WRITTEN REQUEST: Without the pictures, copy all the entries below exactly.

--- SUPPLIED MATERIAL ---

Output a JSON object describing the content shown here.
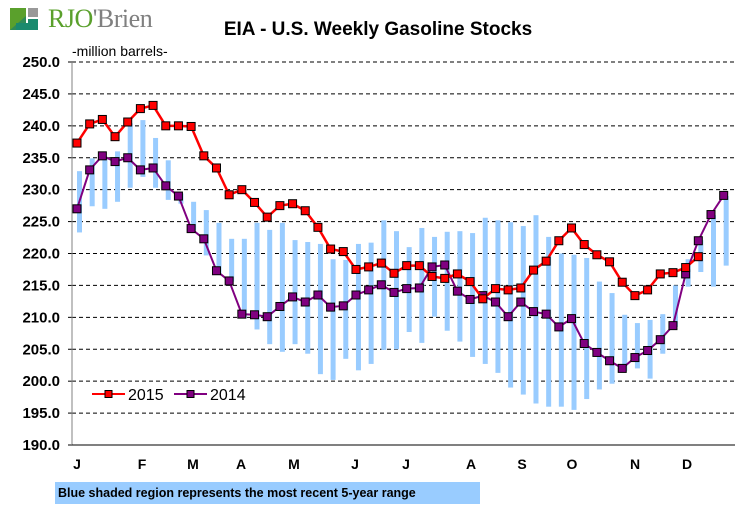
{
  "brand": {
    "name_part1": "RJO",
    "name_part2": "'Brien",
    "logo_colors": {
      "green": "#5aa02c",
      "gray": "#999999",
      "teal": "#1a8a6e"
    }
  },
  "note": "Blue shaded region represents the most recent 5-year range",
  "chart_data": {
    "type": "line",
    "title": "EIA - U.S. Weekly Gasoline Stocks",
    "ylabel": "-million barrels-",
    "xlabel": "",
    "ylim": [
      190,
      250
    ],
    "yticks": [
      "250.0",
      "245.0",
      "240.0",
      "235.0",
      "230.0",
      "225.0",
      "220.0",
      "215.0",
      "210.0",
      "205.0",
      "200.0",
      "195.0",
      "190.0"
    ],
    "ytick_values": [
      250,
      245,
      240,
      235,
      230,
      225,
      220,
      215,
      210,
      205,
      200,
      195,
      190
    ],
    "xticks": [
      "J",
      "F",
      "M",
      "A",
      "M",
      "J",
      "J",
      "A",
      "S",
      "O",
      "N",
      "D"
    ],
    "weeks": 52,
    "grid": "horizontal dashed",
    "legend_position": "bottom-left",
    "series": [
      {
        "name": "2015",
        "color": "#ff0000",
        "marker_color": "#ff0000",
        "values": [
          237.3,
          240.3,
          241.0,
          238.3,
          240.6,
          242.7,
          243.2,
          240.0,
          240.0,
          239.9,
          235.3,
          233.4,
          229.2,
          230.0,
          228.0,
          225.7,
          227.5,
          227.8,
          226.7,
          224.1,
          220.7,
          220.3,
          217.5,
          217.9,
          218.5,
          216.9,
          218.1,
          218.1,
          216.4,
          216.1,
          216.8,
          215.6,
          212.9,
          214.5,
          214.3,
          214.6,
          217.4,
          218.8,
          222.0,
          224.0,
          221.4,
          219.8,
          218.7,
          215.5,
          213.4,
          214.3,
          216.8,
          217.0,
          217.8,
          219.5
        ]
      },
      {
        "name": "2014",
        "color": "#800080",
        "marker_color": "#800080",
        "values": [
          227.0,
          233.1,
          235.3,
          234.4,
          235.0,
          233.1,
          233.4,
          230.6,
          229.0,
          223.9,
          222.3,
          217.3,
          215.7,
          210.5,
          210.4,
          210.1,
          211.7,
          213.2,
          212.4,
          213.5,
          211.6,
          211.8,
          213.5,
          214.3,
          215.1,
          213.9,
          214.5,
          214.6,
          217.9,
          218.2,
          214.1,
          212.8,
          213.4,
          212.4,
          210.1,
          212.4,
          210.9,
          210.5,
          208.5,
          209.8,
          205.9,
          204.5,
          203.2,
          202.0,
          203.7,
          204.8,
          206.5,
          208.7,
          216.8,
          222.0,
          226.1,
          229.1
        ]
      }
    ],
    "range_5yr": {
      "name": "5-year range",
      "color": "#99ccff",
      "high": [
        232.9,
        234.9,
        235.2,
        236.0,
        240.4,
        240.9,
        238.1,
        234.6,
        229.4,
        228.1,
        226.8,
        224.8,
        222.3,
        222.3,
        224.8,
        223.7,
        224.8,
        222.1,
        221.8,
        221.5,
        219.1,
        219.0,
        221.5,
        221.7,
        225.2,
        223.5,
        221.0,
        224.0,
        222.6,
        223.4,
        223.5,
        223.2,
        225.6,
        225.2,
        224.9,
        224.3,
        226.0,
        222.6,
        220.0,
        219.8,
        219.3,
        215.6,
        213.8,
        210.4,
        209.1,
        209.6,
        210.5,
        215.0,
        219.1,
        222.1,
        226.0,
        229.0
      ],
      "low": [
        223.3,
        227.4,
        227.0,
        228.1,
        230.3,
        232.0,
        230.3,
        228.4,
        227.8,
        223.6,
        219.7,
        216.9,
        215.6,
        209.9,
        208.1,
        205.8,
        204.6,
        205.8,
        204.3,
        201.1,
        200.2,
        203.5,
        201.7,
        202.7,
        204.9,
        205.0,
        207.7,
        206.0,
        210.1,
        207.9,
        206.2,
        203.8,
        202.7,
        201.3,
        199.0,
        197.9,
        196.5,
        196.0,
        196.0,
        195.5,
        197.2,
        198.7,
        199.6,
        201.6,
        202.0,
        200.4,
        204.3,
        208.5,
        214.8,
        217.1,
        214.8,
        218.1
      ]
    }
  }
}
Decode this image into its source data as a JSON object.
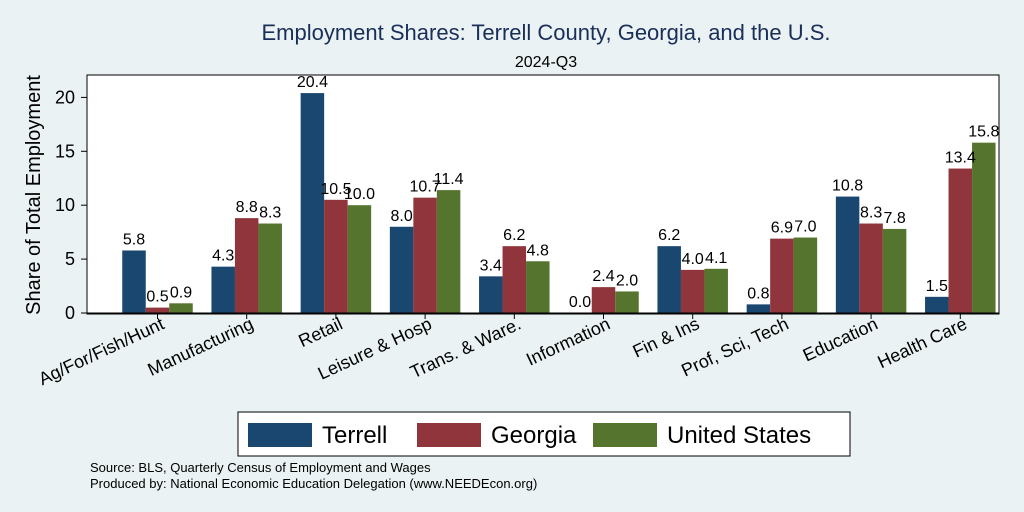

---

FINISHED ANSWER:
Output a JSON object describing the content shown here.
{
  "brand": {
    "name_part1": "RJO",
    "name_part2": "'Brien",
    "logo_colors": {
      "green": "#5aa02c",
      "gray": "#999999",
      "teal": "#1a8a6e"
    }
  },
  "note": "Blue shaded region represents the most recent 5-year range",
  "chart_data": {
    "type": "line",
    "title": "EIA - U.S. Weekly Gasoline Stocks",
    "ylabel": "-million barrels-",
    "xlabel": "",
    "ylim": [
      190,
      250
    ],
    "yticks": [
      "250.0",
      "245.0",
      "240.0",
      "235.0",
      "230.0",
      "225.0",
      "220.0",
      "215.0",
      "210.0",
      "205.0",
      "200.0",
      "195.0",
      "190.0"
    ],
    "ytick_values": [
      250,
      245,
      240,
      235,
      230,
      225,
      220,
      215,
      210,
      205,
      200,
      195,
      190
    ],
    "xticks": [
      "J",
      "F",
      "M",
      "A",
      "M",
      "J",
      "J",
      "A",
      "S",
      "O",
      "N",
      "D"
    ],
    "weeks": 52,
    "grid": "horizontal dashed",
    "legend_position": "bottom-left",
    "series": [
      {
        "name": "2015",
        "color": "#ff0000",
        "marker_color": "#ff0000",
        "values": [
          237.3,
          240.3,
          241.0,
          238.3,
          240.6,
          242.7,
          243.2,
          240.0,
          240.0,
          239.9,
          235.3,
          233.4,
          229.2,
          230.0,
          228.0,
          225.7,
          227.5,
          227.8,
          226.7,
          224.1,
          220.7,
          220.3,
          217.5,
          217.9,
          218.5,
          216.9,
          218.1,
          218.1,
          216.4,
          216.1,
          216.8,
          215.6,
          212.9,
          214.5,
          214.3,
          214.6,
          217.4,
          218.8,
          222.0,
          224.0,
          221.4,
          219.8,
          218.7,
          215.5,
          213.4,
          214.3,
          216.8,
          217.0,
          217.8,
          219.5
        ]
      },
      {
        "name": "2014",
        "color": "#800080",
        "marker_color": "#800080",
        "values": [
          227.0,
          233.1,
          235.3,
          234.4,
          235.0,
          233.1,
          233.4,
          230.6,
          229.0,
          223.9,
          222.3,
          217.3,
          215.7,
          210.5,
          210.4,
          210.1,
          211.7,
          213.2,
          212.4,
          213.5,
          211.6,
          211.8,
          213.5,
          214.3,
          215.1,
          213.9,
          214.5,
          214.6,
          217.9,
          218.2,
          214.1,
          212.8,
          213.4,
          212.4,
          210.1,
          212.4,
          210.9,
          210.5,
          208.5,
          209.8,
          205.9,
          204.5,
          203.2,
          202.0,
          203.7,
          204.8,
          206.5,
          208.7,
          216.8,
          222.0,
          226.1,
          229.1
        ]
      }
    ],
    "range_5yr": {
      "name": "5-year range",
      "color": "#99ccff",
      "high": [
        232.9,
        234.9,
        235.2,
        236.0,
        240.4,
        240.9,
        238.1,
        234.6,
        229.4,
        228.1,
        226.8,
        224.8,
        222.3,
        222.3,
        224.8,
        223.7,
        224.8,
        222.1,
        221.8,
        221.5,
        219.1,
        219.0,
        221.5,
        221.7,
        225.2,
        223.5,
        221.0,
        224.0,
        222.6,
        223.4,
        223.5,
        223.2,
        225.6,
        225.2,
        224.9,
        224.3,
        226.0,
        222.6,
        220.0,
        219.8,
        219.3,
        215.6,
        213.8,
        210.4,
        209.1,
        209.6,
        210.5,
        215.0,
        219.1,
        222.1,
        226.0,
        229.0
      ],
      "low": [
        223.3,
        227.4,
        227.0,
        228.1,
        230.3,
        232.0,
        230.3,
        228.4,
        227.8,
        223.6,
        219.7,
        216.9,
        215.6,
        209.9,
        208.1,
        205.8,
        204.6,
        205.8,
        204.3,
        201.1,
        200.2,
        203.5,
        201.7,
        202.7,
        204.9,
        205.0,
        207.7,
        206.0,
        210.1,
        207.9,
        206.2,
        203.8,
        202.7,
        201.3,
        199.0,
        197.9,
        196.5,
        196.0,
        196.0,
        195.5,
        197.2,
        198.7,
        199.6,
        201.6,
        202.0,
        200.4,
        204.3,
        208.5,
        214.8,
        217.1,
        214.8,
        218.1
      ]
    }
  }
}
Decode this image into its source data as a JSON object.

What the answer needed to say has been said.